#### [Data shown]
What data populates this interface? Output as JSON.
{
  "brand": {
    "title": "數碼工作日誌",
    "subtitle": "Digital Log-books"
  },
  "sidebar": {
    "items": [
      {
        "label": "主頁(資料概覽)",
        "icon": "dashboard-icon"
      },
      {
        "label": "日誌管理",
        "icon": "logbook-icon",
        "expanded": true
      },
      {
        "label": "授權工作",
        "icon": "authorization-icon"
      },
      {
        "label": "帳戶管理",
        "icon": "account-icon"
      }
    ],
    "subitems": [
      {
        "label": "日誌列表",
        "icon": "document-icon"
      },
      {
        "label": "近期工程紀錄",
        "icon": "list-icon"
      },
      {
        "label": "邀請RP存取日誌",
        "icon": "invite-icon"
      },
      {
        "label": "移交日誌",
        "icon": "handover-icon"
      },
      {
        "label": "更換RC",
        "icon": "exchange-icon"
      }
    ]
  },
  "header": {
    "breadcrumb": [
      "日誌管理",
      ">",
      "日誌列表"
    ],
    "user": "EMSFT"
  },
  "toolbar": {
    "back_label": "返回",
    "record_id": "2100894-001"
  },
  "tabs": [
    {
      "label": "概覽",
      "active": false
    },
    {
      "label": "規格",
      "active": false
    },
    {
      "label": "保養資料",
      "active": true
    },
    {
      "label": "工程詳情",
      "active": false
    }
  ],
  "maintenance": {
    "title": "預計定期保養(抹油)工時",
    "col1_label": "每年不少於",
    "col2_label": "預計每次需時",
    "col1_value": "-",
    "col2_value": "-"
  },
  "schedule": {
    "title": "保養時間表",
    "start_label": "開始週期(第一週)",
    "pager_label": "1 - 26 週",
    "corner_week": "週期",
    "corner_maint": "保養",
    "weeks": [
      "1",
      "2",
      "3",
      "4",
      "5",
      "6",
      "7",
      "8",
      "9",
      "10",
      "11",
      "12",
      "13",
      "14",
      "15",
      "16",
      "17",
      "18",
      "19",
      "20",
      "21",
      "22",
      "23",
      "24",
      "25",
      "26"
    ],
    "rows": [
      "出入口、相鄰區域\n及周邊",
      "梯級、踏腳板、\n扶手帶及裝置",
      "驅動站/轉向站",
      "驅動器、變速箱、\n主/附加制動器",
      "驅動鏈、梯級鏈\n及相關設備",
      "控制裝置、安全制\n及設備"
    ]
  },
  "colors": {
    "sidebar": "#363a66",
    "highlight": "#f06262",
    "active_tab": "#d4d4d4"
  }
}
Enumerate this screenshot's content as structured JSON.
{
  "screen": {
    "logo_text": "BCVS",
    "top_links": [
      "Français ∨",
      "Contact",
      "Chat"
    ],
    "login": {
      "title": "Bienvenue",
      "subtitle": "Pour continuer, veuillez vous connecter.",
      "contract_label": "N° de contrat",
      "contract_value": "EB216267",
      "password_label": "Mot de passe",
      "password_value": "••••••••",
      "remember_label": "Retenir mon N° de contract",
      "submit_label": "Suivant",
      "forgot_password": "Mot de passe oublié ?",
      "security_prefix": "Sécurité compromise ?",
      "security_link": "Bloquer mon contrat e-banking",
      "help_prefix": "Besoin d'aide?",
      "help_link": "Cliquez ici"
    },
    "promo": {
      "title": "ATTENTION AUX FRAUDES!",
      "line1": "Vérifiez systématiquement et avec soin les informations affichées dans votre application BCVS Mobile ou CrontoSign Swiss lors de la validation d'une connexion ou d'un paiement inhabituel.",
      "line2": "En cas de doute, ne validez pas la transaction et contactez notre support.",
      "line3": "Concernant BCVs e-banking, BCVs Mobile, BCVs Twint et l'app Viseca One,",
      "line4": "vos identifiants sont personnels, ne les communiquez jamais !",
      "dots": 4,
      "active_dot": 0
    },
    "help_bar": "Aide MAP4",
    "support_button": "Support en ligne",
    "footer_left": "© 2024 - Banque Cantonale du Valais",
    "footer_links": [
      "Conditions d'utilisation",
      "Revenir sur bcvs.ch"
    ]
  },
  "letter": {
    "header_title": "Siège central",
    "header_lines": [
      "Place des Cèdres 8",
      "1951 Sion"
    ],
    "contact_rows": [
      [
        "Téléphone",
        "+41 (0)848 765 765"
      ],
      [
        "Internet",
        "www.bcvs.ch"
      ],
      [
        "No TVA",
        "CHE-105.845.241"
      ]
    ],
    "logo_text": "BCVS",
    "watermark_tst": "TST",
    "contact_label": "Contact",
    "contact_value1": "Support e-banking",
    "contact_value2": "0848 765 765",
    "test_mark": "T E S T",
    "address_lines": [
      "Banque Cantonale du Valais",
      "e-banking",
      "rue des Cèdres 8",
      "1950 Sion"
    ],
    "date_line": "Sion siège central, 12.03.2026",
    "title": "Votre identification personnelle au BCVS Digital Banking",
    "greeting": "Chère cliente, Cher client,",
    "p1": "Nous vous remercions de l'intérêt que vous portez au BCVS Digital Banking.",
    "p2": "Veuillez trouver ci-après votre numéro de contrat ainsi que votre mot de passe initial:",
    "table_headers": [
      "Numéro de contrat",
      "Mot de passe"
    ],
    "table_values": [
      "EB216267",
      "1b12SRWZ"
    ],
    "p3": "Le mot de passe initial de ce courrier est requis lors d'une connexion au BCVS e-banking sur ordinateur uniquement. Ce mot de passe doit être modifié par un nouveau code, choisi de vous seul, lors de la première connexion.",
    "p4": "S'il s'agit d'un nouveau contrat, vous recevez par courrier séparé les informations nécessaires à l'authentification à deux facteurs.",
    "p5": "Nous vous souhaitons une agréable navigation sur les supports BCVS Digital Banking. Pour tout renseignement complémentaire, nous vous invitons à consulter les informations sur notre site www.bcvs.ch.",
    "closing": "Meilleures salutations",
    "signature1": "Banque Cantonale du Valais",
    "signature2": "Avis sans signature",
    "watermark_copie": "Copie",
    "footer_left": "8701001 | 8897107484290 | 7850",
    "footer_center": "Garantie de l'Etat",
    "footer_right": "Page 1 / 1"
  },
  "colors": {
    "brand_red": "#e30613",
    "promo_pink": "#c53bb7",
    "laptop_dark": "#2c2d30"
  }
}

#### [Stated problem]
Would you write down every record again, exactly?

#### [Solution for this problem]
What data populates this interface? Output as JSON.
{
  "brand": {
    "title": "數碼工作日誌",
    "subtitle": "Digital Log-books"
  },
  "sidebar": {
    "items": [
      {
        "label": "主頁(資料概覽)",
        "icon": "dashboard-icon"
      },
      {
        "label": "日誌管理",
        "icon": "logbook-icon",
        "expanded": true
      },
      {
        "label": "授權工作",
        "icon": "authorization-icon"
      },
      {
        "label": "帳戶管理",
        "icon": "account-icon"
      }
    ],
    "subitems": [
      {
        "label": "日誌列表",
        "icon": "document-icon"
      },
      {
        "label": "近期工程紀錄",
        "icon": "list-icon"
      },
      {
        "label": "邀請RP存取日誌",
        "icon": "invite-icon"
      },
      {
        "label": "移交日誌",
        "icon": "handover-icon"
      },
      {
        "label": "更換RC",
        "icon": "exchange-icon"
      }
    ]
  },
  "header": {
    "breadcrumb": [
      "日誌管理",
      ">",
      "日誌列表"
    ],
    "user": "EMSFT"
  },
  "toolbar": {
    "back_label": "返回",
    "record_id": "2100894-001"
  },
  "tabs": [
    {
      "label": "概覽",
      "active": false
    },
    {
      "label": "規格",
      "active": false
    },
    {
      "label": "保養資料",
      "active": true
    },
    {
      "label": "工程詳情",
      "active": false
    }
  ],
  "maintenance": {
    "title": "預計定期保養(抹油)工時",
    "col1_label": "每年不少於",
    "col2_label": "預計每次需時",
    "col1_value": "-",
    "col2_value": "-"
  },
  "schedule": {
    "title": "保養時間表",
    "start_label": "開始週期(第一週)",
    "pager_label": "1 - 26 週",
    "corner_week": "週期",
    "corner_maint": "保養",
    "weeks": [
      "1",
      "2",
      "3",
      "4",
      "5",
      "6",
      "7",
      "8",
      "9",
      "10",
      "11",
      "12",
      "13",
      "14",
      "15",
      "16",
      "17",
      "18",
      "19",
      "20",
      "21",
      "22",
      "23",
      "24",
      "25",
      "26"
    ],
    "rows": [
      "出入口、相鄰區域\n及周邊",
      "梯級、踏腳板、\n扶手帶及裝置",
      "驅動站/轉向站",
      "驅動器、變速箱、\n主/附加制動器",
      "驅動鏈、梯級鏈\n及相關設備",
      "控制裝置、安全制\n及設備"
    ]
  },
  "colors": {
    "sidebar": "#363a66",
    "highlight": "#f06262",
    "active_tab": "#d4d4d4"
  }
}
Enumerate this screenshot's content as structured JSON.
{
  "screen": {
    "logo_text": "BCVS",
    "top_links": [
      "Français ∨",
      "Contact",
      "Chat"
    ],
    "login": {
      "title": "Bienvenue",
      "subtitle": "Pour continuer, veuillez vous connecter.",
      "contract_label": "N° de contrat",
      "contract_value": "EB216267",
      "password_label": "Mot de passe",
      "password_value": "••••••••",
      "remember_label": "Retenir mon N° de contract",
      "submit_label": "Suivant",
      "forgot_password": "Mot de passe oublié ?",
      "security_prefix": "Sécurité compromise ?",
      "security_link": "Bloquer mon contrat e-banking",
      "help_prefix": "Besoin d'aide?",
      "help_link": "Cliquez ici"
    },
    "promo": {
      "title": "ATTENTION AUX FRAUDES!",
      "line1": "Vérifiez systématiquement et avec soin les informations affichées dans votre application BCVS Mobile ou CrontoSign Swiss lors de la validation d'une connexion ou d'un paiement inhabituel.",
      "line2": "En cas de doute, ne validez pas la transaction et contactez notre support.",
      "line3": "Concernant BCVs e-banking, BCVs Mobile, BCVs Twint et l'app Viseca One,",
      "line4": "vos identifiants sont personnels, ne les communiquez jamais !",
      "dots": 4,
      "active_dot": 0
    },
    "help_bar": "Aide MAP4",
    "support_button": "Support en ligne",
    "footer_left": "© 2024 - Banque Cantonale du Valais",
    "footer_links": [
      "Conditions d'utilisation",
      "Revenir sur bcvs.ch"
    ]
  },
  "letter": {
    "header_title": "Siège central",
    "header_lines": [
      "Place des Cèdres 8",
      "1951 Sion"
    ],
    "contact_rows": [
      [
        "Téléphone",
        "+41 (0)848 765 765"
      ],
      [
        "Internet",
        "www.bcvs.ch"
      ],
      [
        "No TVA",
        "CHE-105.845.241"
      ]
    ],
    "logo_text": "BCVS",
    "watermark_tst": "TST",
    "contact_label": "Contact",
    "contact_value1": "Support e-banking",
    "contact_value2": "0848 765 765",
    "test_mark": "T E S T",
    "address_lines": [
      "Banque Cantonale du Valais",
      "e-banking",
      "rue des Cèdres 8",
      "1950 Sion"
    ],
    "date_line": "Sion siège central, 12.03.2026",
    "title": "Votre identification personnelle au BCVS Digital Banking",
    "greeting": "Chère cliente, Cher client,",
    "p1": "Nous vous remercions de l'intérêt que vous portez au BCVS Digital Banking.",
    "p2": "Veuillez trouver ci-après votre numéro de contrat ainsi que votre mot de passe initial:",
    "table_headers": [
      "Numéro de contrat",
      "Mot de passe"
    ],
    "table_values": [
      "EB216267",
      "1b12SRWZ"
    ],
    "p3": "Le mot de passe initial de ce courrier est requis lors d'une connexion au BCVS e-banking sur ordinateur uniquement. Ce mot de passe doit être modifié par un nouveau code, choisi de vous seul, lors de la première connexion.",
    "p4": "S'il s'agit d'un nouveau contrat, vous recevez par courrier séparé les informations nécessaires à l'authentification à deux facteurs.",
    "p5": "Nous vous souhaitons une agréable navigation sur les supports BCVS Digital Banking. Pour tout renseignement complémentaire, nous vous invitons à consulter les informations sur notre site www.bcvs.ch.",
    "closing": "Meilleures salutations",
    "signature1": "Banque Cantonale du Valais",
    "signature2": "Avis sans signature",
    "watermark_copie": "Copie",
    "footer_left": "8701001 | 8897107484290 | 7850",
    "footer_center": "Garantie de l'Etat",
    "footer_right": "Page 1 / 1"
  },
  "colors": {
    "brand_red": "#e30613",
    "promo_pink": "#c53bb7",
    "laptop_dark": "#2c2d30"
  }
}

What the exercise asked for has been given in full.